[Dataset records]
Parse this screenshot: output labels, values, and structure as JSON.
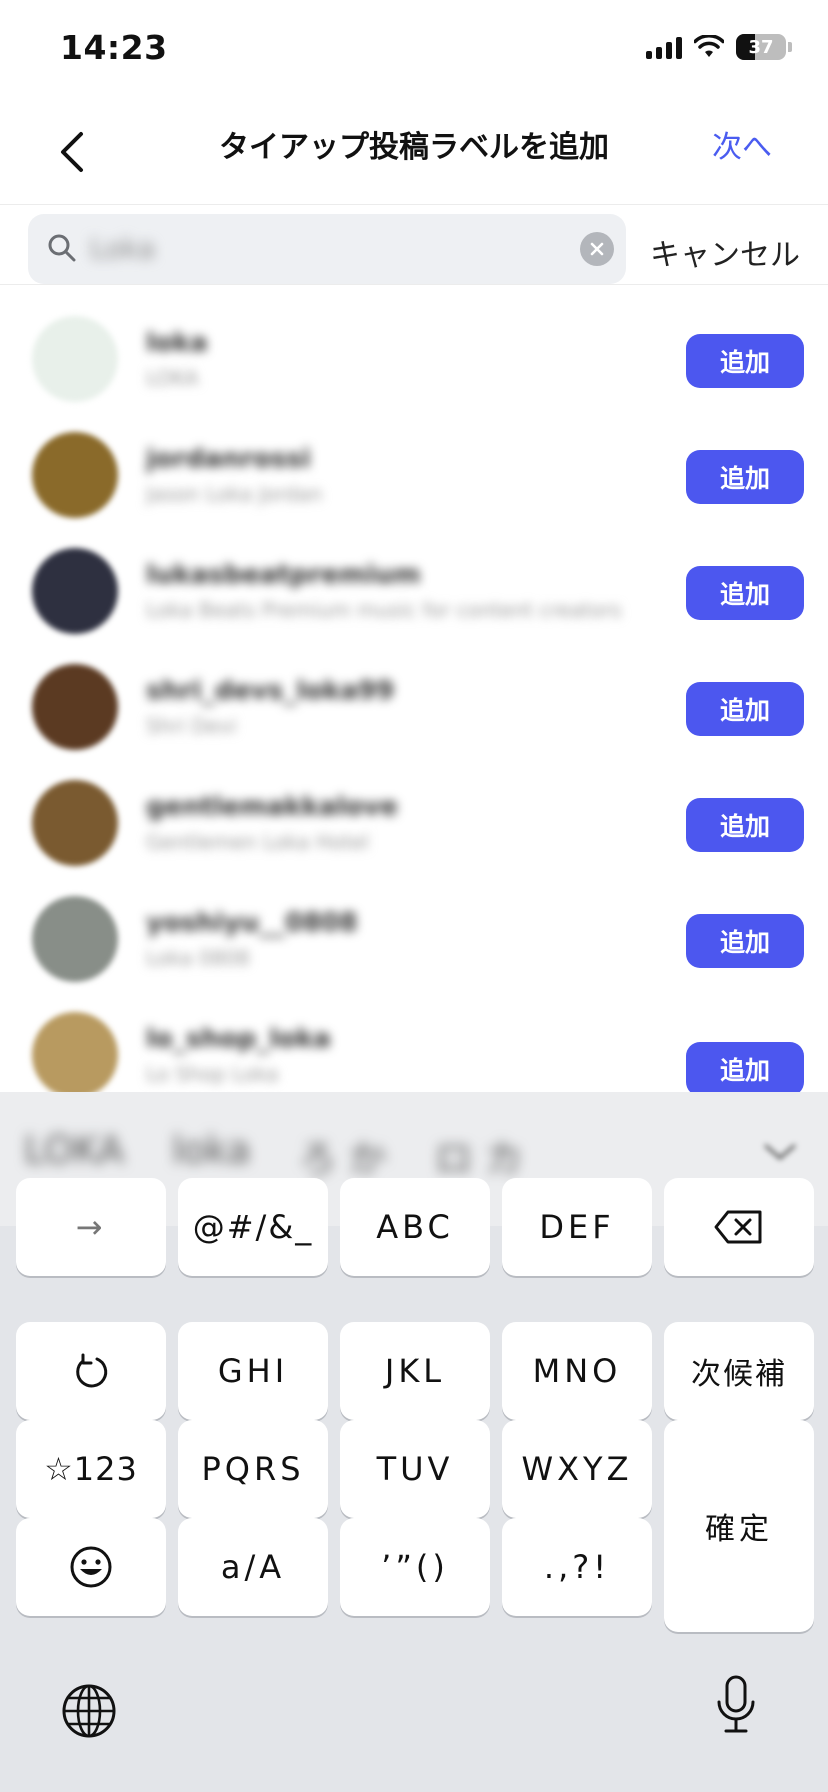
{
  "status": {
    "time": "14:23",
    "battery": "37"
  },
  "nav": {
    "title": "タイアップ投稿ラベルを追加",
    "next": "次へ"
  },
  "search": {
    "value": "Loka",
    "cancel": "キャンセル"
  },
  "results": [
    {
      "name": "loka",
      "sub": "LOKA",
      "avatar": "#e8f0ea",
      "add": "追加"
    },
    {
      "name": "jordanrossi",
      "sub": "Jason Loka Jordan",
      "avatar": "#8a6a2a",
      "add": "追加"
    },
    {
      "name": "lukasbeatpremium",
      "sub": "Loka Beats Premium music for content creators",
      "avatar": "#2e3040",
      "add": "追加"
    },
    {
      "name": "shri_devs_loka99",
      "sub": "Shri Devi",
      "avatar": "#5b3a22",
      "add": "追加"
    },
    {
      "name": "gentlemakkalove",
      "sub": "Gentlemen Loka Hotel",
      "avatar": "#7a5a30",
      "add": "追加"
    },
    {
      "name": "yoshiyu__0808",
      "sub": "Loka 0808",
      "avatar": "#888e88",
      "add": "追加"
    },
    {
      "name": "lo_shop_loka",
      "sub": "Lo Shop Loka",
      "avatar": "#b89a60",
      "add": "追加"
    }
  ],
  "keyboard": {
    "suggestions": [
      "LOKA",
      "loka",
      "ろ か",
      "ロ カ"
    ],
    "keys": {
      "arrow": "→",
      "symbols": "@#/&_",
      "abc": "ABC",
      "def": "DEF",
      "undo": "↺",
      "ghi": "GHI",
      "jkl": "JKL",
      "mno": "MNO",
      "next_candidate": "次候補",
      "num": "☆123",
      "pqrs": "PQRS",
      "tuv": "TUV",
      "wxyz": "WXYZ",
      "confirm": "確定",
      "case": "a/A",
      "quotes": "’”()",
      "punct": ".,?!"
    }
  }
}
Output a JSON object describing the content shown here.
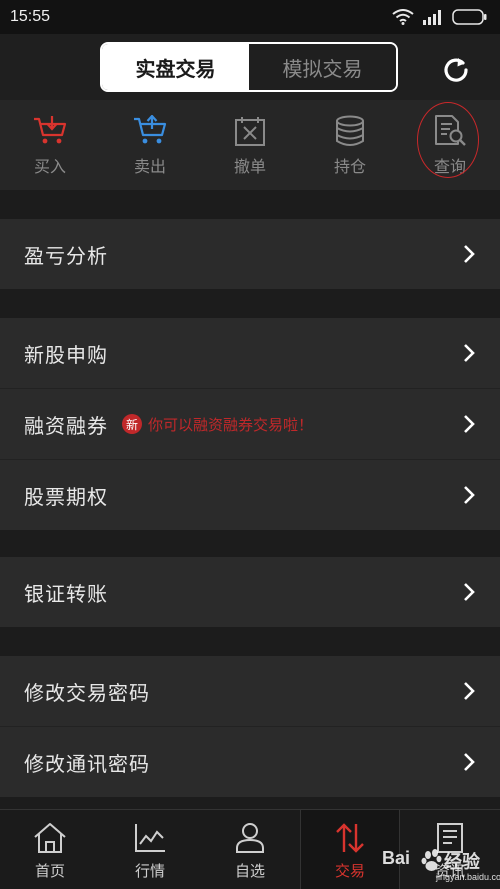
{
  "status_bar": {
    "time": "15:55"
  },
  "header": {
    "tabs": [
      {
        "label": "实盘交易",
        "active": true
      },
      {
        "label": "模拟交易",
        "active": false
      }
    ]
  },
  "quick_actions": [
    {
      "label": "买入",
      "icon": "cart-buy-icon",
      "color": "#d8342e"
    },
    {
      "label": "卖出",
      "icon": "cart-sell-icon",
      "color": "#3a8ee0"
    },
    {
      "label": "撤单",
      "icon": "cancel-order-icon",
      "color": "#8a8a8a"
    },
    {
      "label": "持仓",
      "icon": "holdings-stack-icon",
      "color": "#8a8a8a"
    },
    {
      "label": "查询",
      "icon": "query-document-icon",
      "color": "#8a8a8a"
    }
  ],
  "menu": {
    "profit_analysis": "盈亏分析",
    "ipo_subscribe": "新股申购",
    "margin_trading": "融资融券",
    "margin_badge": "新",
    "margin_promo": "你可以融资融券交易啦！",
    "stock_options": "股票期权",
    "bank_transfer": "银证转账",
    "change_trade_password": "修改交易密码",
    "change_comm_password": "修改通讯密码"
  },
  "tab_bar": [
    {
      "label": "首页",
      "icon": "home-icon",
      "active": false
    },
    {
      "label": "行情",
      "icon": "market-chart-icon",
      "active": false
    },
    {
      "label": "自选",
      "icon": "watchlist-user-icon",
      "active": false
    },
    {
      "label": "交易",
      "icon": "trade-arrows-icon",
      "active": true
    },
    {
      "label": "资讯",
      "icon": "news-icon",
      "active": false
    }
  ],
  "colors": {
    "accent_red": "#d8342e",
    "accent_blue": "#3a8ee0",
    "background": "#1c1c1c",
    "row": "#2b2b2b"
  },
  "watermark": {
    "brand": "Bai",
    "brand_cn": "经验",
    "url": "jingyan.baidu.com"
  }
}
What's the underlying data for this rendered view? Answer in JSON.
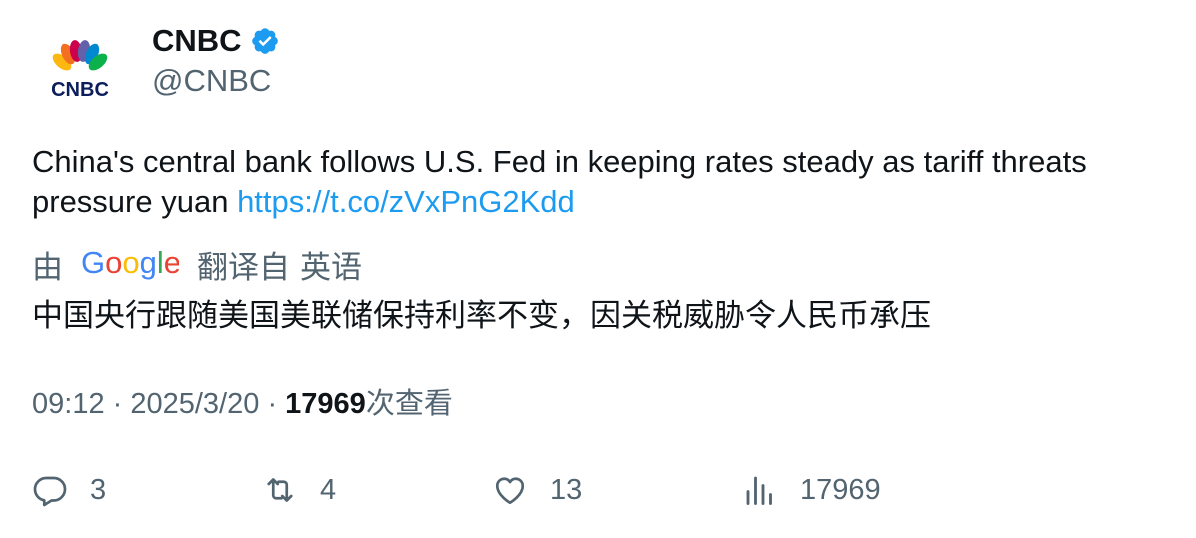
{
  "author": {
    "display_name": "CNBC",
    "handle": "@CNBC",
    "verified": true,
    "avatar_text": "CNBC",
    "avatar_icon": "peacock-logo"
  },
  "tweet": {
    "text": "China's central bank follows U.S. Fed in keeping rates steady as tariff threats pressure yuan ",
    "link": "https://t.co/zVxPnG2Kdd"
  },
  "translation": {
    "prefix": "由",
    "provider_logo": "Google",
    "from_label": "翻译自",
    "language": "英语",
    "text": "中国央行跟随美国美联储保持利率不变，因关税威胁令人民币承压"
  },
  "meta": {
    "time": "09:12",
    "separator": "·",
    "date": "2025/3/20",
    "views_count": "17969",
    "views_label": "次查看"
  },
  "actions": {
    "replies": "3",
    "retweets": "4",
    "likes": "13",
    "views": "17969"
  },
  "colors": {
    "link": "#1d9bf0",
    "secondary_text": "#536471",
    "primary_text": "#0f1419",
    "verified": "#1d9bf0"
  }
}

### PROBLEM:
Each entry gets copied exactly; the pictures stay out.

### WRITTEN SOLUTION:
Parse this screenshot: output labels, values, and structure as JSON.
{
  "status": {
    "time": "14:23",
    "battery": "37"
  },
  "nav": {
    "title": "タイアップ投稿ラベルを追加",
    "next": "次へ"
  },
  "search": {
    "value": "Loka",
    "cancel": "キャンセル"
  },
  "results": [
    {
      "name": "loka",
      "sub": "LOKA",
      "avatar": "#e8f0ea",
      "add": "追加"
    },
    {
      "name": "jordanrossi",
      "sub": "Jason Loka Jordan",
      "avatar": "#8a6a2a",
      "add": "追加"
    },
    {
      "name": "lukasbeatpremium",
      "sub": "Loka Beats Premium music for content creators",
      "avatar": "#2e3040",
      "add": "追加"
    },
    {
      "name": "shri_devs_loka99",
      "sub": "Shri Devi",
      "avatar": "#5b3a22",
      "add": "追加"
    },
    {
      "name": "gentlemakkalove",
      "sub": "Gentlemen Loka Hotel",
      "avatar": "#7a5a30",
      "add": "追加"
    },
    {
      "name": "yoshiyu__0808",
      "sub": "Loka 0808",
      "avatar": "#888e88",
      "add": "追加"
    },
    {
      "name": "lo_shop_loka",
      "sub": "Lo Shop Loka",
      "avatar": "#b89a60",
      "add": "追加"
    }
  ],
  "keyboard": {
    "suggestions": [
      "LOKA",
      "loka",
      "ろ か",
      "ロ カ"
    ],
    "keys": {
      "arrow": "→",
      "symbols": "@#/&_",
      "abc": "ABC",
      "def": "DEF",
      "undo": "↺",
      "ghi": "GHI",
      "jkl": "JKL",
      "mno": "MNO",
      "next_candidate": "次候補",
      "num": "☆123",
      "pqrs": "PQRS",
      "tuv": "TUV",
      "wxyz": "WXYZ",
      "confirm": "確定",
      "case": "a/A",
      "quotes": "’”()",
      "punct": ".,?!"
    }
  }
}
Output a JSON object describing the content shown here.
{
  "status_bar": {
    "time": "15:55"
  },
  "header": {
    "tabs": [
      {
        "label": "实盘交易",
        "active": true
      },
      {
        "label": "模拟交易",
        "active": false
      }
    ]
  },
  "quick_actions": [
    {
      "label": "买入",
      "icon": "cart-buy-icon",
      "color": "#d8342e"
    },
    {
      "label": "卖出",
      "icon": "cart-sell-icon",
      "color": "#3a8ee0"
    },
    {
      "label": "撤单",
      "icon": "cancel-order-icon",
      "color": "#8a8a8a"
    },
    {
      "label": "持仓",
      "icon": "holdings-stack-icon",
      "color": "#8a8a8a"
    },
    {
      "label": "查询",
      "icon": "query-document-icon",
      "color": "#8a8a8a"
    }
  ],
  "menu": {
    "profit_analysis": "盈亏分析",
    "ipo_subscribe": "新股申购",
    "margin_trading": "融资融券",
    "margin_badge": "新",
    "margin_promo": "你可以融资融券交易啦！",
    "stock_options": "股票期权",
    "bank_transfer": "银证转账",
    "change_trade_password": "修改交易密码",
    "change_comm_password": "修改通讯密码"
  },
  "tab_bar": [
    {
      "label": "首页",
      "icon": "home-icon",
      "active": false
    },
    {
      "label": "行情",
      "icon": "market-chart-icon",
      "active": false
    },
    {
      "label": "自选",
      "icon": "watchlist-user-icon",
      "active": false
    },
    {
      "label": "交易",
      "icon": "trade-arrows-icon",
      "active": true
    },
    {
      "label": "资讯",
      "icon": "news-icon",
      "active": false
    }
  ],
  "colors": {
    "accent_red": "#d8342e",
    "accent_blue": "#3a8ee0",
    "background": "#1c1c1c",
    "row": "#2b2b2b"
  },
  "watermark": {
    "brand": "Bai",
    "brand_cn": "经验",
    "url": "jingyan.baidu.com"
  }
}
What's the underlying data for this rendered view? Answer in JSON.
{
  "author": {
    "display_name": "CNBC",
    "handle": "@CNBC",
    "verified": true,
    "avatar_text": "CNBC",
    "avatar_icon": "peacock-logo"
  },
  "tweet": {
    "text": "China's central bank follows U.S. Fed in keeping rates steady as tariff threats pressure yuan ",
    "link": "https://t.co/zVxPnG2Kdd"
  },
  "translation": {
    "prefix": "由",
    "provider_logo": "Google",
    "from_label": "翻译自",
    "language": "英语",
    "text": "中国央行跟随美国美联储保持利率不变，因关税威胁令人民币承压"
  },
  "meta": {
    "time": "09:12",
    "separator": "·",
    "date": "2025/3/20",
    "views_count": "17969",
    "views_label": "次查看"
  },
  "actions": {
    "replies": "3",
    "retweets": "4",
    "likes": "13",
    "views": "17969"
  },
  "colors": {
    "link": "#1d9bf0",
    "secondary_text": "#536471",
    "primary_text": "#0f1419",
    "verified": "#1d9bf0"
  }
}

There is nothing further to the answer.